### Figure data in JSON

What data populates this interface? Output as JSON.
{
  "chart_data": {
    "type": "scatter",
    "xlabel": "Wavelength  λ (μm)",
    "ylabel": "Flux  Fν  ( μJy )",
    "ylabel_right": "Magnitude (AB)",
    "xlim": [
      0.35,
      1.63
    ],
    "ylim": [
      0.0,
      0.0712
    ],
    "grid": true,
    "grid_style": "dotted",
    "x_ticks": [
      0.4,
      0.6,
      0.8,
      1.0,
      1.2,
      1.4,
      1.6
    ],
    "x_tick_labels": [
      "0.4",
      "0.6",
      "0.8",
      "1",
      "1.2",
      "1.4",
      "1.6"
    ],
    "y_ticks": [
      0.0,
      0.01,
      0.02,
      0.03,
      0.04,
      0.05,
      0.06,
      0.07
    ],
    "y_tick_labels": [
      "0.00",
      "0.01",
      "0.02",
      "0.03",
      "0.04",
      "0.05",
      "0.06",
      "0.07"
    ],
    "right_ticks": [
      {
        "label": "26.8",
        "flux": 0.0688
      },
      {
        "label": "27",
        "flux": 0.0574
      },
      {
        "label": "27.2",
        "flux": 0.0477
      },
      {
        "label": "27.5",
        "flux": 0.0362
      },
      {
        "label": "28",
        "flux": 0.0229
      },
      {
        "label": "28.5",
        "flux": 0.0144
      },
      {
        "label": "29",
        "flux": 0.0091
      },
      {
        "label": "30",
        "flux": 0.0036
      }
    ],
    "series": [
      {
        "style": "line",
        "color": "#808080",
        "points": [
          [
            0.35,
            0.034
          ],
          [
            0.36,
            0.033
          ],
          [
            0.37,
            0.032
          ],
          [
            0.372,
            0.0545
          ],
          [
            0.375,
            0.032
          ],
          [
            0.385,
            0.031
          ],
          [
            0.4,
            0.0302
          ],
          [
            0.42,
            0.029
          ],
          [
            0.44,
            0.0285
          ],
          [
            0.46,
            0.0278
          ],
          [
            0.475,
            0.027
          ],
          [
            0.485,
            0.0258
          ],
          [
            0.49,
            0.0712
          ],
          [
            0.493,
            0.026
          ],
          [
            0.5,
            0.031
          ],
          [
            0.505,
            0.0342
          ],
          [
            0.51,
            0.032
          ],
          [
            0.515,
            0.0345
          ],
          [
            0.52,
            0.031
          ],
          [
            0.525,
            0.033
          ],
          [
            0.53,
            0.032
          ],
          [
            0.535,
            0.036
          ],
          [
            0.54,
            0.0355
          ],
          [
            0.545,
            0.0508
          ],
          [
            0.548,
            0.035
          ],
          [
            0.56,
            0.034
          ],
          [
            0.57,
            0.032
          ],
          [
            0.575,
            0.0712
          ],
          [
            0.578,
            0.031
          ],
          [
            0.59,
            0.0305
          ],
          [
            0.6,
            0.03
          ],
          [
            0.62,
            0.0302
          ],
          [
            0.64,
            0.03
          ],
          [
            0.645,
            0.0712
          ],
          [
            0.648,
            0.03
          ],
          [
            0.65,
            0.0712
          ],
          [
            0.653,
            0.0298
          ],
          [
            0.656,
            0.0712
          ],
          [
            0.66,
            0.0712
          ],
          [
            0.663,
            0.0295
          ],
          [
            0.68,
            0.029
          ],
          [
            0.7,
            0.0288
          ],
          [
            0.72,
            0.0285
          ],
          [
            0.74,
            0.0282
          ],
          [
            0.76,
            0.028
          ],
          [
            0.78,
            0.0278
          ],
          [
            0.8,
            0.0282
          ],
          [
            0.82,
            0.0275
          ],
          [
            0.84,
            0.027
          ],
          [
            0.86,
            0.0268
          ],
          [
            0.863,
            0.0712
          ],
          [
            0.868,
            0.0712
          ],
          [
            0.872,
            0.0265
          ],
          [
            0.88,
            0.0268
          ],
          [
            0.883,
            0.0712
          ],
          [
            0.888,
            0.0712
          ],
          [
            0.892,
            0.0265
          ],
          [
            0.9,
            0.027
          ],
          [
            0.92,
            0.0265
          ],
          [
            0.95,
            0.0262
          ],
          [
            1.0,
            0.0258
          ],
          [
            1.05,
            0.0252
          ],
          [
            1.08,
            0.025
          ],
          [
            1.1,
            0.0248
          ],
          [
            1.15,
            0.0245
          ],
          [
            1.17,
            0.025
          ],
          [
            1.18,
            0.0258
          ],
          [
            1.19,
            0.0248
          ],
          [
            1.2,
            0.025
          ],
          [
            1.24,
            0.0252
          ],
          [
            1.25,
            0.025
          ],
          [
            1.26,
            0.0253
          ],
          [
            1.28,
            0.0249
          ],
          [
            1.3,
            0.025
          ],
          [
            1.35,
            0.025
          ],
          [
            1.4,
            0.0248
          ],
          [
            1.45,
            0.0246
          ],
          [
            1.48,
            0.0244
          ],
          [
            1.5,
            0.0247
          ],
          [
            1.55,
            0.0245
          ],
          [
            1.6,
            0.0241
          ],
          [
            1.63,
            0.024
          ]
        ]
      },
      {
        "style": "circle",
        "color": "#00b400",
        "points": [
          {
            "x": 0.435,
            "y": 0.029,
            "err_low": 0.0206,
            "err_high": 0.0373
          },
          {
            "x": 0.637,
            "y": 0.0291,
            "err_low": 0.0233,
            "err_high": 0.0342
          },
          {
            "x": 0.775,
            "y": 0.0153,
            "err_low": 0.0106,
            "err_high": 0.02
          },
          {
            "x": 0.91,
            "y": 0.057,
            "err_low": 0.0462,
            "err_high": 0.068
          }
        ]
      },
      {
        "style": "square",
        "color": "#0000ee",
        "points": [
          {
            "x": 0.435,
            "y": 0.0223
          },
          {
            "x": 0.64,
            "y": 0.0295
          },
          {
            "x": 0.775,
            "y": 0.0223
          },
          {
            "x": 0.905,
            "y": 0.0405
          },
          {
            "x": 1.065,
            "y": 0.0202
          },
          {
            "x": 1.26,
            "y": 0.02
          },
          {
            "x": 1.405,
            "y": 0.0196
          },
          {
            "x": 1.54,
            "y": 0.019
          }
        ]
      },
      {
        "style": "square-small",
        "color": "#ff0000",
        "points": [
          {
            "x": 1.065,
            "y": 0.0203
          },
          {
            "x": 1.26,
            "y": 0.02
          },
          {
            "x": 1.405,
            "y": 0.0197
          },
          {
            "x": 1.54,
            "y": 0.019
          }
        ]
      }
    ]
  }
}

### What you need to do
Reproduce the entries above exactly.

### Task output
What data populates this interface? Output as JSON.
{
  "chart_data": {
    "type": "scatter",
    "xlabel": "Wavelength  λ (μm)",
    "ylabel": "Flux  Fν  ( μJy )",
    "ylabel_right": "Magnitude (AB)",
    "xlim": [
      0.35,
      1.63
    ],
    "ylim": [
      0.0,
      0.0712
    ],
    "grid": true,
    "grid_style": "dotted",
    "x_ticks": [
      0.4,
      0.6,
      0.8,
      1.0,
      1.2,
      1.4,
      1.6
    ],
    "x_tick_labels": [
      "0.4",
      "0.6",
      "0.8",
      "1",
      "1.2",
      "1.4",
      "1.6"
    ],
    "y_ticks": [
      0.0,
      0.01,
      0.02,
      0.03,
      0.04,
      0.05,
      0.06,
      0.07
    ],
    "y_tick_labels": [
      "0.00",
      "0.01",
      "0.02",
      "0.03",
      "0.04",
      "0.05",
      "0.06",
      "0.07"
    ],
    "right_ticks": [
      {
        "label": "26.8",
        "flux": 0.0688
      },
      {
        "label": "27",
        "flux": 0.0574
      },
      {
        "label": "27.2",
        "flux": 0.0477
      },
      {
        "label": "27.5",
        "flux": 0.0362
      },
      {
        "label": "28",
        "flux": 0.0229
      },
      {
        "label": "28.5",
        "flux": 0.0144
      },
      {
        "label": "29",
        "flux": 0.0091
      },
      {
        "label": "30",
        "flux": 0.0036
      }
    ],
    "series": [
      {
        "style": "line",
        "color": "#808080",
        "points": [
          [
            0.35,
            0.034
          ],
          [
            0.36,
            0.033
          ],
          [
            0.37,
            0.032
          ],
          [
            0.372,
            0.0545
          ],
          [
            0.375,
            0.032
          ],
          [
            0.385,
            0.031
          ],
          [
            0.4,
            0.0302
          ],
          [
            0.42,
            0.029
          ],
          [
            0.44,
            0.0285
          ],
          [
            0.46,
            0.0278
          ],
          [
            0.475,
            0.027
          ],
          [
            0.485,
            0.0258
          ],
          [
            0.49,
            0.0712
          ],
          [
            0.493,
            0.026
          ],
          [
            0.5,
            0.031
          ],
          [
            0.505,
            0.0342
          ],
          [
            0.51,
            0.032
          ],
          [
            0.515,
            0.0345
          ],
          [
            0.52,
            0.031
          ],
          [
            0.525,
            0.033
          ],
          [
            0.53,
            0.032
          ],
          [
            0.535,
            0.036
          ],
          [
            0.54,
            0.0355
          ],
          [
            0.545,
            0.0508
          ],
          [
            0.548,
            0.035
          ],
          [
            0.56,
            0.034
          ],
          [
            0.57,
            0.032
          ],
          [
            0.575,
            0.0712
          ],
          [
            0.578,
            0.031
          ],
          [
            0.59,
            0.0305
          ],
          [
            0.6,
            0.03
          ],
          [
            0.62,
            0.0302
          ],
          [
            0.64,
            0.03
          ],
          [
            0.645,
            0.0712
          ],
          [
            0.648,
            0.03
          ],
          [
            0.65,
            0.0712
          ],
          [
            0.653,
            0.0298
          ],
          [
            0.656,
            0.0712
          ],
          [
            0.66,
            0.0712
          ],
          [
            0.663,
            0.0295
          ],
          [
            0.68,
            0.029
          ],
          [
            0.7,
            0.0288
          ],
          [
            0.72,
            0.0285
          ],
          [
            0.74,
            0.0282
          ],
          [
            0.76,
            0.028
          ],
          [
            0.78,
            0.0278
          ],
          [
            0.8,
            0.0282
          ],
          [
            0.82,
            0.0275
          ],
          [
            0.84,
            0.027
          ],
          [
            0.86,
            0.0268
          ],
          [
            0.863,
            0.0712
          ],
          [
            0.868,
            0.0712
          ],
          [
            0.872,
            0.0265
          ],
          [
            0.88,
            0.0268
          ],
          [
            0.883,
            0.0712
          ],
          [
            0.888,
            0.0712
          ],
          [
            0.892,
            0.0265
          ],
          [
            0.9,
            0.027
          ],
          [
            0.92,
            0.0265
          ],
          [
            0.95,
            0.0262
          ],
          [
            1.0,
            0.0258
          ],
          [
            1.05,
            0.0252
          ],
          [
            1.08,
            0.025
          ],
          [
            1.1,
            0.0248
          ],
          [
            1.15,
            0.0245
          ],
          [
            1.17,
            0.025
          ],
          [
            1.18,
            0.0258
          ],
          [
            1.19,
            0.0248
          ],
          [
            1.2,
            0.025
          ],
          [
            1.24,
            0.0252
          ],
          [
            1.25,
            0.025
          ],
          [
            1.26,
            0.0253
          ],
          [
            1.28,
            0.0249
          ],
          [
            1.3,
            0.025
          ],
          [
            1.35,
            0.025
          ],
          [
            1.4,
            0.0248
          ],
          [
            1.45,
            0.0246
          ],
          [
            1.48,
            0.0244
          ],
          [
            1.5,
            0.0247
          ],
          [
            1.55,
            0.0245
          ],
          [
            1.6,
            0.0241
          ],
          [
            1.63,
            0.024
          ]
        ]
      },
      {
        "style": "circle",
        "color": "#00b400",
        "points": [
          {
            "x": 0.435,
            "y": 0.029,
            "err_low": 0.0206,
            "err_high": 0.0373
          },
          {
            "x": 0.637,
            "y": 0.0291,
            "err_low": 0.0233,
            "err_high": 0.0342
          },
          {
            "x": 0.775,
            "y": 0.0153,
            "err_low": 0.0106,
            "err_high": 0.02
          },
          {
            "x": 0.91,
            "y": 0.057,
            "err_low": 0.0462,
            "err_high": 0.068
          }
        ]
      },
      {
        "style": "square",
        "color": "#0000ee",
        "points": [
          {
            "x": 0.435,
            "y": 0.0223
          },
          {
            "x": 0.64,
            "y": 0.0295
          },
          {
            "x": 0.775,
            "y": 0.0223
          },
          {
            "x": 0.905,
            "y": 0.0405
          },
          {
            "x": 1.065,
            "y": 0.0202
          },
          {
            "x": 1.26,
            "y": 0.02
          },
          {
            "x": 1.405,
            "y": 0.0196
          },
          {
            "x": 1.54,
            "y": 0.019
          }
        ]
      },
      {
        "style": "square-small",
        "color": "#ff0000",
        "points": [
          {
            "x": 1.065,
            "y": 0.0203
          },
          {
            "x": 1.26,
            "y": 0.02
          },
          {
            "x": 1.405,
            "y": 0.0197
          },
          {
            "x": 1.54,
            "y": 0.019
          }
        ]
      }
    ]
  }
}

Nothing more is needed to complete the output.